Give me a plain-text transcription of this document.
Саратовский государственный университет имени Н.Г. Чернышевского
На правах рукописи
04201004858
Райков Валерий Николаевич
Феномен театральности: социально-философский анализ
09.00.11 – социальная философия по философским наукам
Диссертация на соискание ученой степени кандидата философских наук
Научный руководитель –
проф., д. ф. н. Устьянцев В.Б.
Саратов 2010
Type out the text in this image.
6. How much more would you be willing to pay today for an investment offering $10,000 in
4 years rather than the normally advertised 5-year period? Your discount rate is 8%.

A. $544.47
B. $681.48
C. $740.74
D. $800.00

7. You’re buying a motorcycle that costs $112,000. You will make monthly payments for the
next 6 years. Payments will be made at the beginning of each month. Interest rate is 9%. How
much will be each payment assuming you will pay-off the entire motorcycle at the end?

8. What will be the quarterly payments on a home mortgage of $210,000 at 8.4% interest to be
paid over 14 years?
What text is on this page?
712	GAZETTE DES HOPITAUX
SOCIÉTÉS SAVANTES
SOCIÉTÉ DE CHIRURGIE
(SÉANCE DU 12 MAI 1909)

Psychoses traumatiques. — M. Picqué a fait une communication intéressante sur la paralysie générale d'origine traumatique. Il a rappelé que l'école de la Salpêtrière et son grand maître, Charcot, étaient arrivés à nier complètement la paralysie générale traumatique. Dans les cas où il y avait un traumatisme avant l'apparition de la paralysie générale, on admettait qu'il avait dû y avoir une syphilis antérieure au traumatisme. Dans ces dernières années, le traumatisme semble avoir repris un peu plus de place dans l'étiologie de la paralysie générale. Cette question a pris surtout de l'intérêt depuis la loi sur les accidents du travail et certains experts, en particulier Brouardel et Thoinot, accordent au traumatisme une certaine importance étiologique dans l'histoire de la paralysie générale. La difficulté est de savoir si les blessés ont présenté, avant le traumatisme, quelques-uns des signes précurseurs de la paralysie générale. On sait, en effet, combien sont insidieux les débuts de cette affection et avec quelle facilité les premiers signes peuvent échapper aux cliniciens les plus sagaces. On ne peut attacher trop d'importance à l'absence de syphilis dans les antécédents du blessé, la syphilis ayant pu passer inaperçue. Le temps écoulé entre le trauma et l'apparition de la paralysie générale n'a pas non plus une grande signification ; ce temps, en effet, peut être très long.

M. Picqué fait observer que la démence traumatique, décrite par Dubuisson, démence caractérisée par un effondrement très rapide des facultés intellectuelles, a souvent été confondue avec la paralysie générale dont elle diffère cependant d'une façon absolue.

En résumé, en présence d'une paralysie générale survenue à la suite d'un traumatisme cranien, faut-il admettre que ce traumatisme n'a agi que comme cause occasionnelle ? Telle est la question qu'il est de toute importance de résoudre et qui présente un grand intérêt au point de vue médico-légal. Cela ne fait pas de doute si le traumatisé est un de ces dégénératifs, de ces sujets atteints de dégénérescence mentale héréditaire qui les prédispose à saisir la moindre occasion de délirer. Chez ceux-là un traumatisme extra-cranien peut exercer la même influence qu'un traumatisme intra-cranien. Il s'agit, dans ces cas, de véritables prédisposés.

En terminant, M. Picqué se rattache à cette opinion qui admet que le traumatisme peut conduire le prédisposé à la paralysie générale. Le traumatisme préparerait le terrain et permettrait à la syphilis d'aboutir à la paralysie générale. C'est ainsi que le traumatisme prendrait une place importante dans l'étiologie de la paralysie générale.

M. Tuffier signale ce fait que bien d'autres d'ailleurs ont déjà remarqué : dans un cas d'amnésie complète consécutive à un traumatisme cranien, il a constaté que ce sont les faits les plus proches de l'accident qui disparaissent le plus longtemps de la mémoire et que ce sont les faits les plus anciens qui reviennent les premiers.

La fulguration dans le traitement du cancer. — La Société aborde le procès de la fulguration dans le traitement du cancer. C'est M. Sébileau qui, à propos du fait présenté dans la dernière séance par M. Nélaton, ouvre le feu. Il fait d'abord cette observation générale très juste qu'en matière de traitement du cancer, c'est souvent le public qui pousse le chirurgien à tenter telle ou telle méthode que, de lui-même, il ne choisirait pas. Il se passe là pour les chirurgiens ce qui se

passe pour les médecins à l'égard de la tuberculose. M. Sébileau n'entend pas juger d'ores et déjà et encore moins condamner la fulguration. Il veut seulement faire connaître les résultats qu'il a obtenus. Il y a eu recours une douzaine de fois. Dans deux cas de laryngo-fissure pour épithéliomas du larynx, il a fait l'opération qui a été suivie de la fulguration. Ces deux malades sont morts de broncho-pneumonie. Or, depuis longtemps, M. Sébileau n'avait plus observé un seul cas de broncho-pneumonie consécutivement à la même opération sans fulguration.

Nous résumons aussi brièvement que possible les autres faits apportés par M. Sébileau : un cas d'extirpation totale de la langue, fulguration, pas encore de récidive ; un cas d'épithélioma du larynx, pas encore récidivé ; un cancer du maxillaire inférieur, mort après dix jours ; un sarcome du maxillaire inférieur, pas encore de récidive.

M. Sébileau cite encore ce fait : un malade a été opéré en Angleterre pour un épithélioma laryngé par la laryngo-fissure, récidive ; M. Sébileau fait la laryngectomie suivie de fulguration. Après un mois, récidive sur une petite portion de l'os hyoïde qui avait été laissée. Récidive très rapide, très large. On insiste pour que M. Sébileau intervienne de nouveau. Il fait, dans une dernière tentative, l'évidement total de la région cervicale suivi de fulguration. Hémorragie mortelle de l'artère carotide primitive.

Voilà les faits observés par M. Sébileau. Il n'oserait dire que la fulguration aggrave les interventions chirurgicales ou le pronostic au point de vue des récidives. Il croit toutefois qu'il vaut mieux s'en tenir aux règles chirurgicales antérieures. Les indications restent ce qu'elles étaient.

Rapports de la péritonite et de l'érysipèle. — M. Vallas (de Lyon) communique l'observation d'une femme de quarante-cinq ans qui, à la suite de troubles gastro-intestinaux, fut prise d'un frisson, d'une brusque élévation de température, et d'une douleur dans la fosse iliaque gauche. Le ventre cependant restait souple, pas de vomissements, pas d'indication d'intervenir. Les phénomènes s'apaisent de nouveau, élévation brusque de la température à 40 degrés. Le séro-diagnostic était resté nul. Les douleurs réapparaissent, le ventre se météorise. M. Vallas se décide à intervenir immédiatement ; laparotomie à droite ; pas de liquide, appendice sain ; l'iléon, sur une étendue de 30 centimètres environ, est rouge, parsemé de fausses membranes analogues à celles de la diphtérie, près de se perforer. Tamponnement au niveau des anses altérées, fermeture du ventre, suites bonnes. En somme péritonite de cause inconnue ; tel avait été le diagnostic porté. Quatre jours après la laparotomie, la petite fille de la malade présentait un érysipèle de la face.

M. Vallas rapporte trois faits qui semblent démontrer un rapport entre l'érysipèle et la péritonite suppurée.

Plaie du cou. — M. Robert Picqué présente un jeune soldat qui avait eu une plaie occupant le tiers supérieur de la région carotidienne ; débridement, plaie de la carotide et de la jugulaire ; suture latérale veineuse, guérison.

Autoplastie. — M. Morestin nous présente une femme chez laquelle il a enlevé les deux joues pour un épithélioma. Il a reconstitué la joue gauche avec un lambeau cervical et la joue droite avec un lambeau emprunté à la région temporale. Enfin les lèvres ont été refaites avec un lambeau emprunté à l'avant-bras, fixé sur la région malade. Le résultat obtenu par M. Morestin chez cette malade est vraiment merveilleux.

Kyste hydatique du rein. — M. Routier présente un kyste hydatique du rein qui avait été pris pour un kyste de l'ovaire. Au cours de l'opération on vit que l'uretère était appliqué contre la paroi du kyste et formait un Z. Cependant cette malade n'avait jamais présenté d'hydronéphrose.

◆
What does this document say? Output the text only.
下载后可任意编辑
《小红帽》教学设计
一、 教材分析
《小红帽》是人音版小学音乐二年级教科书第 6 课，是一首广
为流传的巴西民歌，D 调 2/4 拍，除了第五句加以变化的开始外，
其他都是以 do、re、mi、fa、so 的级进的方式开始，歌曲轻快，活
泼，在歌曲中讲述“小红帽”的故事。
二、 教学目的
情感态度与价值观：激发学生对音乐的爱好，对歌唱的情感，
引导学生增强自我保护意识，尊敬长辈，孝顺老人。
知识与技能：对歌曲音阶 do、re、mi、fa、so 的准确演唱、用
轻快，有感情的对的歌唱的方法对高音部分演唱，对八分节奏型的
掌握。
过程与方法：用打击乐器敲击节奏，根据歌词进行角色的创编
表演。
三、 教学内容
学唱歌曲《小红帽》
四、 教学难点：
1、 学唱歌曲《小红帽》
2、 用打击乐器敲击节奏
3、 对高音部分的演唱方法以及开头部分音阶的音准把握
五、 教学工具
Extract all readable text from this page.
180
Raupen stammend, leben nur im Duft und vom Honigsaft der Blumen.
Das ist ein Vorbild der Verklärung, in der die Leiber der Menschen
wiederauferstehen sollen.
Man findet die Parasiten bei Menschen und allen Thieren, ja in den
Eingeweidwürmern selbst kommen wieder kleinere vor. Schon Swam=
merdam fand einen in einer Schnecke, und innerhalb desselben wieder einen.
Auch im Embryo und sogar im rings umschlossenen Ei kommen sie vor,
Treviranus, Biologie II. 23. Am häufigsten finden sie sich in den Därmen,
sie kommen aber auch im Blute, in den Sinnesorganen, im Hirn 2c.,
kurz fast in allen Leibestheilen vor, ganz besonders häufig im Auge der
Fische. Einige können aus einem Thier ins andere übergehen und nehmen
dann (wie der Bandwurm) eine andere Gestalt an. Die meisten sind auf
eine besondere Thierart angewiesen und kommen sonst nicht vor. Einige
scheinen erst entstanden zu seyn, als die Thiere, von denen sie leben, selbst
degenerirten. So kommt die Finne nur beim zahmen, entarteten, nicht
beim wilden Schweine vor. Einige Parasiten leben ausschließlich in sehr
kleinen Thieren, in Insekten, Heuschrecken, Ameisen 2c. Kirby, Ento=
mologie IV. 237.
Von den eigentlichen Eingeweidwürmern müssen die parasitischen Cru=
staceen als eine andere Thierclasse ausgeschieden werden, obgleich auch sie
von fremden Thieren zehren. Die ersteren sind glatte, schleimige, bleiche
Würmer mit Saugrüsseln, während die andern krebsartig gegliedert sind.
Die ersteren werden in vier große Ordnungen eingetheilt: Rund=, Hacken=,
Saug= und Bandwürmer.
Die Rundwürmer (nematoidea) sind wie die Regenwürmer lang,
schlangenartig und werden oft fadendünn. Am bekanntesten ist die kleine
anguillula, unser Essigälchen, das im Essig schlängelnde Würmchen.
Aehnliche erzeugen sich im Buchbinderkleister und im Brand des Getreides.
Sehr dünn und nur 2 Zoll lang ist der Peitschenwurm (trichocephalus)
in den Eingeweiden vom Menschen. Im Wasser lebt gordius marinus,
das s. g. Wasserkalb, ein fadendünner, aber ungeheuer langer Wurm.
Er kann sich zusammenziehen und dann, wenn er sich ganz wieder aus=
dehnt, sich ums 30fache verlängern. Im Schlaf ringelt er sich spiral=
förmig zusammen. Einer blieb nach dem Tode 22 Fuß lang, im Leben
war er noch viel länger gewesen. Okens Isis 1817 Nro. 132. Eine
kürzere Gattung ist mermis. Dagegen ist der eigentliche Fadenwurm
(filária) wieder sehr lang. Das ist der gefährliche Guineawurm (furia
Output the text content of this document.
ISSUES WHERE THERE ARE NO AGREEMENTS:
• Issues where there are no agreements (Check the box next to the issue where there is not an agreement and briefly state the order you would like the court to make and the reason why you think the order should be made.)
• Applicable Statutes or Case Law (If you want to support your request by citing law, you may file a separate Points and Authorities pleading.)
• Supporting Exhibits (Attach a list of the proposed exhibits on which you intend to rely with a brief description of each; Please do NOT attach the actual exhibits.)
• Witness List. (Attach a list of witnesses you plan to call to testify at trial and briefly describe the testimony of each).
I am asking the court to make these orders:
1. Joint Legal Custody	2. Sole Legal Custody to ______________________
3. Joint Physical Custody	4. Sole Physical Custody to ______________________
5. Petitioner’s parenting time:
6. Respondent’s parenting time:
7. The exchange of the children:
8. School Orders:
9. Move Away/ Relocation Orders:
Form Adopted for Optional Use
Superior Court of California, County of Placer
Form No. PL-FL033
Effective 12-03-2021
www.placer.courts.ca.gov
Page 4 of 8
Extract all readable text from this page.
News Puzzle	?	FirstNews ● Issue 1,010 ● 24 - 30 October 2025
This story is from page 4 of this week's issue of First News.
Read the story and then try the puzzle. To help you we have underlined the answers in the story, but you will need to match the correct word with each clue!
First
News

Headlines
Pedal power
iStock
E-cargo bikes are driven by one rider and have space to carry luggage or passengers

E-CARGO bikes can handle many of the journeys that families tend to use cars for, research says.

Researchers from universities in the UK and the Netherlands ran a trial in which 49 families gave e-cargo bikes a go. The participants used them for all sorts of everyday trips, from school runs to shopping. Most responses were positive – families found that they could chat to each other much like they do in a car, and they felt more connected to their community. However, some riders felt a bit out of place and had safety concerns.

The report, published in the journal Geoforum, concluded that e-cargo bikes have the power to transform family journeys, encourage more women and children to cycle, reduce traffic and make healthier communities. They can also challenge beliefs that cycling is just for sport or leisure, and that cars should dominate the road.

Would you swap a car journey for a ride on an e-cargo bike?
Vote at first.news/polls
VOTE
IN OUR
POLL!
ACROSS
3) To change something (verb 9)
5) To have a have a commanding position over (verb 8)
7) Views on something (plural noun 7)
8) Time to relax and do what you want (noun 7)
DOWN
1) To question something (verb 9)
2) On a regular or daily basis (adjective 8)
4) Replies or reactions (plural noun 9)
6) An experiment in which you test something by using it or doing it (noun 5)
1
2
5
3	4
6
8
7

++++++

What you have to do
Pull out all lines from the entries above that include the word "Thieren".

Exercise answer
Man findet die Parasiten bei Menschen und allen Thieren, ja in den
kleinen Thieren, in Insekten, Heuschrecken, Ameisen 2c. Kirby, Ento=
von fremden Thieren zehren. Die ersteren sind glatte, schleimige, bleiche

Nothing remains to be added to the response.